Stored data
'''
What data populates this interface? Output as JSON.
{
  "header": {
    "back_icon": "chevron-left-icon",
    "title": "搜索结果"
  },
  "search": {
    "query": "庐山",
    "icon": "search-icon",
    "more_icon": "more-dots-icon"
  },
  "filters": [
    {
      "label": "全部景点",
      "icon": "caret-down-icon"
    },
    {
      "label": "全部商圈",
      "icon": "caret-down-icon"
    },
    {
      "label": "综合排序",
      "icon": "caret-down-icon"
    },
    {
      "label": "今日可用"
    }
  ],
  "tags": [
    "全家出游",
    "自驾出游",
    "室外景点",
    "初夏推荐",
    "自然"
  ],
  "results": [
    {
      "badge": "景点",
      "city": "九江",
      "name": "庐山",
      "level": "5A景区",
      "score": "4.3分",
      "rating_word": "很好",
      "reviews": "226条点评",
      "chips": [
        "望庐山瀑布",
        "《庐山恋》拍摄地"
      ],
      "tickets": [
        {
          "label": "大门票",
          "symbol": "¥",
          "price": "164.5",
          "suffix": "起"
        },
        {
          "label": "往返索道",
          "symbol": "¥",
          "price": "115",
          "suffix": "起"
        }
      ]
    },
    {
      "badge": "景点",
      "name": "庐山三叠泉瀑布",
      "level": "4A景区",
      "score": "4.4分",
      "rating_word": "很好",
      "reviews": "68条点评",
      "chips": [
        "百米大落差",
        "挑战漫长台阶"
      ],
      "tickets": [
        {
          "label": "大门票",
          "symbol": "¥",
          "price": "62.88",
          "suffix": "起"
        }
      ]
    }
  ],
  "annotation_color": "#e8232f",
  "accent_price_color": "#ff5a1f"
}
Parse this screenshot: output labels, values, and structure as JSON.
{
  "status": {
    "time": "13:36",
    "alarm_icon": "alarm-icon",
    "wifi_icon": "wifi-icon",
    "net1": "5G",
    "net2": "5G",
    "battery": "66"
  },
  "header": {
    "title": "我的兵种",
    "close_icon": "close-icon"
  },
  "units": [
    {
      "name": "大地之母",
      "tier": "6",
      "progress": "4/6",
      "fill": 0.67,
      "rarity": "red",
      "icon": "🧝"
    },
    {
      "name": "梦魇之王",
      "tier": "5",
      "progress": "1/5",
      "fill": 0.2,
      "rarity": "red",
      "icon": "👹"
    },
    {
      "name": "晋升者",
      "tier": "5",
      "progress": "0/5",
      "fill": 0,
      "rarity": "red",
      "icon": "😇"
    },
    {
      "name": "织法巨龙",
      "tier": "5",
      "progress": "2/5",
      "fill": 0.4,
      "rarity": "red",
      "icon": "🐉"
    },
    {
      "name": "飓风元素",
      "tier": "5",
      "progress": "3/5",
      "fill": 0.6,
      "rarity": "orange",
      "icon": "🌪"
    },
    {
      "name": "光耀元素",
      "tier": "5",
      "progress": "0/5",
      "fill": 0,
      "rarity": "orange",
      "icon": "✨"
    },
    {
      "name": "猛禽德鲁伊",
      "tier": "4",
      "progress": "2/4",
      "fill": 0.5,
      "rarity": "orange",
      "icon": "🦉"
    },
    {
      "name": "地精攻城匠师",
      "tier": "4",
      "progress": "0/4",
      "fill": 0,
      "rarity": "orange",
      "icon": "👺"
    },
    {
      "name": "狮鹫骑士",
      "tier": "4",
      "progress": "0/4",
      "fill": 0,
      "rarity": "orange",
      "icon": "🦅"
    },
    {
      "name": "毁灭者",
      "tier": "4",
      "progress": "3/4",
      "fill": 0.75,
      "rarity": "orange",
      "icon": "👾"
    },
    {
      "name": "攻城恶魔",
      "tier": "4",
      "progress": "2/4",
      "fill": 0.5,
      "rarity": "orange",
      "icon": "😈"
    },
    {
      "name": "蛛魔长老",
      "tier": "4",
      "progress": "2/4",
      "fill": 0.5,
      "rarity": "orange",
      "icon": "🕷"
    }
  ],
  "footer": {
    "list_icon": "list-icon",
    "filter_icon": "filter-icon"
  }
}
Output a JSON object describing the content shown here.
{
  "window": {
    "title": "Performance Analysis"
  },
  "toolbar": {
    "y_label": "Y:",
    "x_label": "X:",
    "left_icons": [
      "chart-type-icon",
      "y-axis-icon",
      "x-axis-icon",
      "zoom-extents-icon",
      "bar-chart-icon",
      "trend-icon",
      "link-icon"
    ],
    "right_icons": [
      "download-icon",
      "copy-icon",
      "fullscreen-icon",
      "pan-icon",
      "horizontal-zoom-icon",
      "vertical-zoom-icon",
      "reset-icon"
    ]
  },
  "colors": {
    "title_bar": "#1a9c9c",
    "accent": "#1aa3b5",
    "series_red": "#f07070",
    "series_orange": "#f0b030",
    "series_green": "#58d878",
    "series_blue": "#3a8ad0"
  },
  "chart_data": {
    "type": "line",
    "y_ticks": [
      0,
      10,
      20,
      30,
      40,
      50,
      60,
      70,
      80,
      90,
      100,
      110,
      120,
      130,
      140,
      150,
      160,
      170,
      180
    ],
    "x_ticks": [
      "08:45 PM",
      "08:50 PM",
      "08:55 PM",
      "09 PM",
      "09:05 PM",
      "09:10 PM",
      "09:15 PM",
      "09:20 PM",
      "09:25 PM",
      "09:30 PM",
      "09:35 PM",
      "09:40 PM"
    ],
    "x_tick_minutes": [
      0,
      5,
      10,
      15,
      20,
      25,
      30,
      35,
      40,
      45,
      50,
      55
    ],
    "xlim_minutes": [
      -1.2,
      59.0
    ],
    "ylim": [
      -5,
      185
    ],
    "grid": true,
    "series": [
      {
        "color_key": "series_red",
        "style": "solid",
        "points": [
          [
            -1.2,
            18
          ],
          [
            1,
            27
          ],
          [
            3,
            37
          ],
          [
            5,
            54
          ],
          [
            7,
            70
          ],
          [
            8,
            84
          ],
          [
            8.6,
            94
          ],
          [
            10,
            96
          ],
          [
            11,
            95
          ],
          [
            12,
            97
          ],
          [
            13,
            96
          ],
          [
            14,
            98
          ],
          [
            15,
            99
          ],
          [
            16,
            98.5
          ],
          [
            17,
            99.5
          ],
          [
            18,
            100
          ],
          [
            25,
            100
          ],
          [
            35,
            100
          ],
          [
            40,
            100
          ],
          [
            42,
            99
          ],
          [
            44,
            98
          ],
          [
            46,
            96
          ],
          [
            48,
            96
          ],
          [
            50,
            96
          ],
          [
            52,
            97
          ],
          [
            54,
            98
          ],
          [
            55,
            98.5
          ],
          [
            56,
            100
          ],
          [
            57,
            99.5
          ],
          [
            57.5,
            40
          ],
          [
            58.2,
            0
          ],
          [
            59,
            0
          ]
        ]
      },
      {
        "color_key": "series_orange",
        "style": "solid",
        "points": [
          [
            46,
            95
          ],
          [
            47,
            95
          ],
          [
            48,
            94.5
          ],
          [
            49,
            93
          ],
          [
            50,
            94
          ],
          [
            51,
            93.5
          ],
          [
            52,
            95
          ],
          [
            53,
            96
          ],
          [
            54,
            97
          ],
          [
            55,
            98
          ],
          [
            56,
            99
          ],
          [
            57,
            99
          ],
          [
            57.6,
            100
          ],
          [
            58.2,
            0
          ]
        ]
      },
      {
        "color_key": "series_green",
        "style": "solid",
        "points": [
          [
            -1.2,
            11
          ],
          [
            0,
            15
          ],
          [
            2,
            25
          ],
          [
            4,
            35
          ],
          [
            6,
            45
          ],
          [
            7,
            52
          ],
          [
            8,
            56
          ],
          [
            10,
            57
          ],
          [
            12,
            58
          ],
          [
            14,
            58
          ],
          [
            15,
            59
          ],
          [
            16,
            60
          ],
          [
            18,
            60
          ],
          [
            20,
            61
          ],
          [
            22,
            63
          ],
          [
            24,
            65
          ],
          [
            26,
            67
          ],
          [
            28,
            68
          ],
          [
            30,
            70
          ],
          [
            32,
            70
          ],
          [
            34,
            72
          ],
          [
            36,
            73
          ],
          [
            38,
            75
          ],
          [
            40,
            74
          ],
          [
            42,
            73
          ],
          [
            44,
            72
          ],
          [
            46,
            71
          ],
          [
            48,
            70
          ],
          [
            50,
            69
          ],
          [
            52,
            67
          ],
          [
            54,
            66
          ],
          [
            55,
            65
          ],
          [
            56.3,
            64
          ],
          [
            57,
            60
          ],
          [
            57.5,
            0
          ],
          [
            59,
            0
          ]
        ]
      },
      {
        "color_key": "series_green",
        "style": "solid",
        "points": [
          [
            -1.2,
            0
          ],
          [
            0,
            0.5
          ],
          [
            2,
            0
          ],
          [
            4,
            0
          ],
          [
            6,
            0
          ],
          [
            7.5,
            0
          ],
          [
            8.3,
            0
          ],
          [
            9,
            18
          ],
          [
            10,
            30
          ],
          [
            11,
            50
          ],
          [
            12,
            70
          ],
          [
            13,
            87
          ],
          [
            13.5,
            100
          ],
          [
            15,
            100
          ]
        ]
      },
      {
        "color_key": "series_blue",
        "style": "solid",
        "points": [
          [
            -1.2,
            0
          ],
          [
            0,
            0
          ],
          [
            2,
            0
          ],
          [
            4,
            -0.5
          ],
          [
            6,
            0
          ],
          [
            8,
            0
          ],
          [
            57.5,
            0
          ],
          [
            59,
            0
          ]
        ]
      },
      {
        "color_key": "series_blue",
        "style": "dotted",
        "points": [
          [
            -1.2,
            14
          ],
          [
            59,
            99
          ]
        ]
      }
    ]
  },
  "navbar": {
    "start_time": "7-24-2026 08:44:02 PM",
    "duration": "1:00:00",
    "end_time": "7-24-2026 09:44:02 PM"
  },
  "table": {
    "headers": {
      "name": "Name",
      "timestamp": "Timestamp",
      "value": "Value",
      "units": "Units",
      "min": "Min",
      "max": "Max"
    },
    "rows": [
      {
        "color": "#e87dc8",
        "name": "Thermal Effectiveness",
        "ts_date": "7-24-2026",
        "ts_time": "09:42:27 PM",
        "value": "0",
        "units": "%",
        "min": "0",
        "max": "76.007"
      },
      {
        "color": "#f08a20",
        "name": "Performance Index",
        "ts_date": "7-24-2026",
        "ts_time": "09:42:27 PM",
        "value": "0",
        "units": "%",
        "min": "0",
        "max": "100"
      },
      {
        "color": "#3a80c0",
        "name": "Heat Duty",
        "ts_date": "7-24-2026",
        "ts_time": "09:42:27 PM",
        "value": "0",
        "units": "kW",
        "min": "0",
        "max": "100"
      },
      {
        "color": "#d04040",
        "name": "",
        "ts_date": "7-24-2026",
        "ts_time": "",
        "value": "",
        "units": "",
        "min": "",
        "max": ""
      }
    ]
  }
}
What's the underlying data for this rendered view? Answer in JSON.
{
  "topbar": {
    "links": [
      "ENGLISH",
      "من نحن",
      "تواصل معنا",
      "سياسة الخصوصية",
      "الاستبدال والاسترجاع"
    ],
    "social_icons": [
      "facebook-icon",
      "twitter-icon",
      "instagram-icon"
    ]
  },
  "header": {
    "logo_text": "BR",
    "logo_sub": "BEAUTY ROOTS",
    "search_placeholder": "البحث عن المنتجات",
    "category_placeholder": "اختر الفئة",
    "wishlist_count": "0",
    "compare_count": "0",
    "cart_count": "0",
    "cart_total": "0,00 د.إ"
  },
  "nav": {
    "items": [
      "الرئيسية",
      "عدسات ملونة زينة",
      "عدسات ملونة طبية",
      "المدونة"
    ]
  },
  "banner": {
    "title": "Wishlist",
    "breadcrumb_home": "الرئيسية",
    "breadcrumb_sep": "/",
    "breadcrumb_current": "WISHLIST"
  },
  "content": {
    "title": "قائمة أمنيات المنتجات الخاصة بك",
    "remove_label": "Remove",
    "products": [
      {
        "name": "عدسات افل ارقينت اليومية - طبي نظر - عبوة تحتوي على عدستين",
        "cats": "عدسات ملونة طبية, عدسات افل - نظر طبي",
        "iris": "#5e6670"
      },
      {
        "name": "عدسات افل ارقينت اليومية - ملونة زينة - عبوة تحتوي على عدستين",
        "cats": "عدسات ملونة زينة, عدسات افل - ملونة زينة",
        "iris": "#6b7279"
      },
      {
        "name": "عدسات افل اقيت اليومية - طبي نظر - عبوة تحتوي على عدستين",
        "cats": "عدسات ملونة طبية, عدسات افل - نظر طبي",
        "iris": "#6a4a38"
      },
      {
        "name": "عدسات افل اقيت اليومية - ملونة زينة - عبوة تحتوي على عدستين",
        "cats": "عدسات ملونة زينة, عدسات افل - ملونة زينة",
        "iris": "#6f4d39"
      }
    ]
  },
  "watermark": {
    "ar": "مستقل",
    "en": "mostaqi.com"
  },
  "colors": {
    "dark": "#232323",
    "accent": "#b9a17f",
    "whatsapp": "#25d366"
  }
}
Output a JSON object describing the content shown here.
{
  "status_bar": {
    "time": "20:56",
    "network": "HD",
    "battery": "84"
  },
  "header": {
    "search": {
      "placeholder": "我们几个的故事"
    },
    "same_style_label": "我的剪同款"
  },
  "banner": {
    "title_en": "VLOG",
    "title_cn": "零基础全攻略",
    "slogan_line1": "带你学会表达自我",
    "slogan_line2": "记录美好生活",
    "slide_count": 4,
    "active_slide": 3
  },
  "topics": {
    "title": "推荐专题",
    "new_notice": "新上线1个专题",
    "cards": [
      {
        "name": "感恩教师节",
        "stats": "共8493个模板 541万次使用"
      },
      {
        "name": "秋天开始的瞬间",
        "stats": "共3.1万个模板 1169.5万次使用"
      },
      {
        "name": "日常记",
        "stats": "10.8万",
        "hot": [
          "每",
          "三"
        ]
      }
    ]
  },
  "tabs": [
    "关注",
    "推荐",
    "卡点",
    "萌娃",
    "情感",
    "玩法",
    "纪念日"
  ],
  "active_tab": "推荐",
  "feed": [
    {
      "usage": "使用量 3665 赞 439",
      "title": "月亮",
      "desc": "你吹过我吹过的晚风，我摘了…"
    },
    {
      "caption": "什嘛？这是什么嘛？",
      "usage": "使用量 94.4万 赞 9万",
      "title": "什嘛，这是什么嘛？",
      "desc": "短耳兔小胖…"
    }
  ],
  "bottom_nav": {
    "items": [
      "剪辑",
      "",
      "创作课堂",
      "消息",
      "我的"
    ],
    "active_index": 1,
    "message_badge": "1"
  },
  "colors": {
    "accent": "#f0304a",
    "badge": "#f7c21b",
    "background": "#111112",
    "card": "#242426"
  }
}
'''
YOUR GOAL: Each line holding "ارقينت" must be found and copied.

FULL RESPONSE:
        "name": "عدسات افل ارقينت اليومية - طبي نظر - عبوة تحتوي على عدستين",
        "name": "عدسات افل ارقينت اليومية - ملونة زينة - عبوة تحتوي على عدستين",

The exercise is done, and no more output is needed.